Request
Return all lines from the listing below in which the string "name" occurs.
--- Entries ---
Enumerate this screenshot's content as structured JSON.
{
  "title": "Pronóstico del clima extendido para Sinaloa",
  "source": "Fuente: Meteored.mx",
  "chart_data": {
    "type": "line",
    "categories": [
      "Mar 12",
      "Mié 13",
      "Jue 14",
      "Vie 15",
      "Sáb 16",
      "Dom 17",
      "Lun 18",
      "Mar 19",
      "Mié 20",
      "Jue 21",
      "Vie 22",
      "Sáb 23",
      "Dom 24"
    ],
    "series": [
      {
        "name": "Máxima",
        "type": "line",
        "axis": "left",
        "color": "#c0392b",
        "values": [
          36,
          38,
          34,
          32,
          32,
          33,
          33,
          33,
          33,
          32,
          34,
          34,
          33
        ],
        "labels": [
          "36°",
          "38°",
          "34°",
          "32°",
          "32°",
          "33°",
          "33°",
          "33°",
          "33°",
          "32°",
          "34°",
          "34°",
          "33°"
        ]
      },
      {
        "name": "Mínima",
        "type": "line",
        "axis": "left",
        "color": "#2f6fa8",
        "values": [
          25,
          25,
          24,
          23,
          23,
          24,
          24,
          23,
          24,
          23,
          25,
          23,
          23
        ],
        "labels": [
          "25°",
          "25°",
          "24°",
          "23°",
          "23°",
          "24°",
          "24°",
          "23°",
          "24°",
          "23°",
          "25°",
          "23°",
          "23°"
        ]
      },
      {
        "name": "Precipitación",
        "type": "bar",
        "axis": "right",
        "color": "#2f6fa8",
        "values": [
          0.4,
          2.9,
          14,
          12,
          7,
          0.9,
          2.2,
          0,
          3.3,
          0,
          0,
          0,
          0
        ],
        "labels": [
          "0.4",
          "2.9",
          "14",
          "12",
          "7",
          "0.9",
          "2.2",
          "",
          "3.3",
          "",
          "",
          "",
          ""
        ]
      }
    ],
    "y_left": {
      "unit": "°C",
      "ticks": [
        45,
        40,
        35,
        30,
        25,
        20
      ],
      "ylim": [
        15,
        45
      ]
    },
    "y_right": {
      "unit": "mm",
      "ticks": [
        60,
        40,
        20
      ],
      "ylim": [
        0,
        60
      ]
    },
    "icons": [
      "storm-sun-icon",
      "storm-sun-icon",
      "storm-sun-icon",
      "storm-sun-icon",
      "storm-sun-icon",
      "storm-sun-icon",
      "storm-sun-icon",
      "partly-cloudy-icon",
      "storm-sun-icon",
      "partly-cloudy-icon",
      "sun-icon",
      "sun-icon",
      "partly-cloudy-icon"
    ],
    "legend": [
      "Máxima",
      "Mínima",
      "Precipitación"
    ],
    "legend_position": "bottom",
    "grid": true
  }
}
---
Answer to this exercise
        "name": "Máxima",
        "name": "Mínima",
        "name": "Precipitación",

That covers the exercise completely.